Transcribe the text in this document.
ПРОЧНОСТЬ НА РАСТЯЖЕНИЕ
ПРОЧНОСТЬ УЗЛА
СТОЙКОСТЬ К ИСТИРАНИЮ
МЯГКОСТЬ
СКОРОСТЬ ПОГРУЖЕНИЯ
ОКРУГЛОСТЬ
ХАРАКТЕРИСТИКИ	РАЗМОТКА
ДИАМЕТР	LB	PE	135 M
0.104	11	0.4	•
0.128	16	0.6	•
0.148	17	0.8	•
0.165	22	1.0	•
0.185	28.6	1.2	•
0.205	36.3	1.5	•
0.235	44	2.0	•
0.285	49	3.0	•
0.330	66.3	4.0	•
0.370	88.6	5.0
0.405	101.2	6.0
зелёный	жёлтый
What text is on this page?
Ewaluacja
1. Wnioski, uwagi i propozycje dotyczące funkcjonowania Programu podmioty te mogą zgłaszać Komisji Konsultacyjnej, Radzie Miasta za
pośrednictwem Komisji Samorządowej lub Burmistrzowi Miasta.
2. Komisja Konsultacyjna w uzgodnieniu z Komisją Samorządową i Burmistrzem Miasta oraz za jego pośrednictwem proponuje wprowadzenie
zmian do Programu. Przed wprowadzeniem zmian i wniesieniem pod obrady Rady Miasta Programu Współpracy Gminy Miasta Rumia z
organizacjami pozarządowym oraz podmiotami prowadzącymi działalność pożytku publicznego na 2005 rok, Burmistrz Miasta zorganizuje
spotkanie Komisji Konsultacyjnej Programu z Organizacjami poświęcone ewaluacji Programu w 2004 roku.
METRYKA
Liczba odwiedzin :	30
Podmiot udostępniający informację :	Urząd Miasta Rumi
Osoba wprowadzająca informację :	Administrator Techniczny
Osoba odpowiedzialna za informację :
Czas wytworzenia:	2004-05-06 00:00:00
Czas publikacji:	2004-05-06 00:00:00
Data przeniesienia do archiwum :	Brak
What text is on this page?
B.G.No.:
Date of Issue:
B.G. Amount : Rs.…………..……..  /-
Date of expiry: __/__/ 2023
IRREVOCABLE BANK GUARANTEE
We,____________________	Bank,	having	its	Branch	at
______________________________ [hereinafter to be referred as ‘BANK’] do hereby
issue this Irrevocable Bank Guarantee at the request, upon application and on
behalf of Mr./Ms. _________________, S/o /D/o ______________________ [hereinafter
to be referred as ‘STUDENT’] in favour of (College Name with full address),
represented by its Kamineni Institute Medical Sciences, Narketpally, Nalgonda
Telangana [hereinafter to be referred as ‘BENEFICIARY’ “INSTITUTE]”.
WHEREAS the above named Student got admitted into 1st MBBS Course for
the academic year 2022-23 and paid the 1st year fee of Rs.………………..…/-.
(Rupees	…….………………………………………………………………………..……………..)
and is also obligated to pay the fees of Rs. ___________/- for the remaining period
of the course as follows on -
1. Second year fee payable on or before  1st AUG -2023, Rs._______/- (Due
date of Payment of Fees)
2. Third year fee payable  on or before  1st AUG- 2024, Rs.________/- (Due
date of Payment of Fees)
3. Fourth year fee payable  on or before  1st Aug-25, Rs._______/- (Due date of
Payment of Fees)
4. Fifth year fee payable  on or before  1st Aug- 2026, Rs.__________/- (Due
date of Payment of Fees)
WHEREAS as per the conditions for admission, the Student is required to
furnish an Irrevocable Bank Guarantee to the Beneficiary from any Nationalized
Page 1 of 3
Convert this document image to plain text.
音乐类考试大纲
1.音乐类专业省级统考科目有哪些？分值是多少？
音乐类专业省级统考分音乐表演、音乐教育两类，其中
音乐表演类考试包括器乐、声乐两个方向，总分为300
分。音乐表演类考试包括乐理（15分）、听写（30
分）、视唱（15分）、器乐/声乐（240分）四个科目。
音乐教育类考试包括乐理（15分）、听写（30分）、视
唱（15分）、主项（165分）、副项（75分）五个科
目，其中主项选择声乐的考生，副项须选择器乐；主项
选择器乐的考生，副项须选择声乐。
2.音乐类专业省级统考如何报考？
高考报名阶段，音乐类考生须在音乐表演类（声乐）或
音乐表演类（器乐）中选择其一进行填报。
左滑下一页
• • • •
THE PROBLEM :: Look above for the line containing "Convert this document image to plain text.", then transcribe it and all lines after it through the last, exactly and with nothing else.

TASK RESPONSE ::
Convert this document image to plain text.
音乐类考试大纲
1.音乐类专业省级统考科目有哪些？分值是多少？
音乐类专业省级统考分音乐表演、音乐教育两类，其中
音乐表演类考试包括器乐、声乐两个方向，总分为300
分。音乐表演类考试包括乐理（15分）、听写（30
分）、视唱（15分）、器乐/声乐（240分）四个科目。
音乐教育类考试包括乐理（15分）、听写（30分）、视
唱（15分）、主项（165分）、副项（75分）五个科
目，其中主项选择声乐的考生，副项须选择器乐；主项
选择器乐的考生，副项须选择声乐。
2.音乐类专业省级统考如何报考？
高考报名阶段，音乐类考生须在音乐表演类（声乐）或
音乐表演类（器乐）中选择其一进行填报。
左滑下一页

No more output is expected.